Extracts from a graphics dataset:
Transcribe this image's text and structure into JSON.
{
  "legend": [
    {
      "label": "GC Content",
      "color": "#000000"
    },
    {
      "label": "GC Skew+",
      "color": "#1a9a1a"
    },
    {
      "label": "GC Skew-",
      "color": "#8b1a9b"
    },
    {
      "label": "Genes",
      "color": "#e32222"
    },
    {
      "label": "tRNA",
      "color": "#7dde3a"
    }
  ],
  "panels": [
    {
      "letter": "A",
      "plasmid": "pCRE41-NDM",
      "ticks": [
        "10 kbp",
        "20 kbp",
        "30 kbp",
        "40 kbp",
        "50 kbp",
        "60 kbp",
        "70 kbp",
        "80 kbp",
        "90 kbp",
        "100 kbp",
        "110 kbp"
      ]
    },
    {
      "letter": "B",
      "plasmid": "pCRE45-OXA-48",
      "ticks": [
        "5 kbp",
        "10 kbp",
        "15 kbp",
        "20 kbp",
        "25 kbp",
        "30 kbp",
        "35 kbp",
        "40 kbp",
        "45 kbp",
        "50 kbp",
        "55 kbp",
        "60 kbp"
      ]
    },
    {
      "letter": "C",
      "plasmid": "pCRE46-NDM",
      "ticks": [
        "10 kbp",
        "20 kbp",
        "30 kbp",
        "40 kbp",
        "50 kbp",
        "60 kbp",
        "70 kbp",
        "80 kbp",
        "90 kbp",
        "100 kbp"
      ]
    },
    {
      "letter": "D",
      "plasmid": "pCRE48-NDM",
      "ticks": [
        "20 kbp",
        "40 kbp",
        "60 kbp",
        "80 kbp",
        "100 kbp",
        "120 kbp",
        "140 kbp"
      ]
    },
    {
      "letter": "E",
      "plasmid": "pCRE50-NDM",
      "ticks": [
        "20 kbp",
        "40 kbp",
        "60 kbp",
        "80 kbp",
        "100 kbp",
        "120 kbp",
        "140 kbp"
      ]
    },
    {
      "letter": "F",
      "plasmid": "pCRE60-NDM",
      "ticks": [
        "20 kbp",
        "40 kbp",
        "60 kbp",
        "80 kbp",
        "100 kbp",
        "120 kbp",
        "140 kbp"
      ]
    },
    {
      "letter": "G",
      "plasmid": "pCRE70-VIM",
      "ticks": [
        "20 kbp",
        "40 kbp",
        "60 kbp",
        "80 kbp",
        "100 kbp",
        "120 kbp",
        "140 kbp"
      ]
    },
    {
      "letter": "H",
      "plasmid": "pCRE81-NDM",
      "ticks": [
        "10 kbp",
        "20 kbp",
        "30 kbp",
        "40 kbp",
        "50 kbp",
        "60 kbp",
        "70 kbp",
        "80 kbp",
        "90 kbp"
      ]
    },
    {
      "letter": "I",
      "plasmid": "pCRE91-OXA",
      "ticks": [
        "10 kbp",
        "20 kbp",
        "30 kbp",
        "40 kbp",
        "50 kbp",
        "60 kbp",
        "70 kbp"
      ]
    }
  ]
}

Task
Nothing in the records may change; write them out again in full.

Solution to this problem
Transcribe this image's text and structure into JSON.
{
  "legend": [
    {
      "label": "GC Content",
      "color": "#000000"
    },
    {
      "label": "GC Skew+",
      "color": "#1a9a1a"
    },
    {
      "label": "GC Skew-",
      "color": "#8b1a9b"
    },
    {
      "label": "Genes",
      "color": "#e32222"
    },
    {
      "label": "tRNA",
      "color": "#7dde3a"
    }
  ],
  "panels": [
    {
      "letter": "A",
      "plasmid": "pCRE41-NDM",
      "ticks": [
        "10 kbp",
        "20 kbp",
        "30 kbp",
        "40 kbp",
        "50 kbp",
        "60 kbp",
        "70 kbp",
        "80 kbp",
        "90 kbp",
        "100 kbp",
        "110 kbp"
      ]
    },
    {
      "letter": "B",
      "plasmid": "pCRE45-OXA-48",
      "ticks": [
        "5 kbp",
        "10 kbp",
        "15 kbp",
        "20 kbp",
        "25 kbp",
        "30 kbp",
        "35 kbp",
        "40 kbp",
        "45 kbp",
        "50 kbp",
        "55 kbp",
        "60 kbp"
      ]
    },
    {
      "letter": "C",
      "plasmid": "pCRE46-NDM",
      "ticks": [
        "10 kbp",
        "20 kbp",
        "30 kbp",
        "40 kbp",
        "50 kbp",
        "60 kbp",
        "70 kbp",
        "80 kbp",
        "90 kbp",
        "100 kbp"
      ]
    },
    {
      "letter": "D",
      "plasmid": "pCRE48-NDM",
      "ticks": [
        "20 kbp",
        "40 kbp",
        "60 kbp",
        "80 kbp",
        "100 kbp",
        "120 kbp",
        "140 kbp"
      ]
    },
    {
      "letter": "E",
      "plasmid": "pCRE50-NDM",
      "ticks": [
        "20 kbp",
        "40 kbp",
        "60 kbp",
        "80 kbp",
        "100 kbp",
        "120 kbp",
        "140 kbp"
      ]
    },
    {
      "letter": "F",
      "plasmid": "pCRE60-NDM",
      "ticks": [
        "20 kbp",
        "40 kbp",
        "60 kbp",
        "80 kbp",
        "100 kbp",
        "120 kbp",
        "140 kbp"
      ]
    },
    {
      "letter": "G",
      "plasmid": "pCRE70-VIM",
      "ticks": [
        "20 kbp",
        "40 kbp",
        "60 kbp",
        "80 kbp",
        "100 kbp",
        "120 kbp",
        "140 kbp"
      ]
    },
    {
      "letter": "H",
      "plasmid": "pCRE81-NDM",
      "ticks": [
        "10 kbp",
        "20 kbp",
        "30 kbp",
        "40 kbp",
        "50 kbp",
        "60 kbp",
        "70 kbp",
        "80 kbp",
        "90 kbp"
      ]
    },
    {
      "letter": "I",
      "plasmid": "pCRE91-OXA",
      "ticks": [
        "10 kbp",
        "20 kbp",
        "30 kbp",
        "40 kbp",
        "50 kbp",
        "60 kbp",
        "70 kbp"
      ]
    }
  ]
}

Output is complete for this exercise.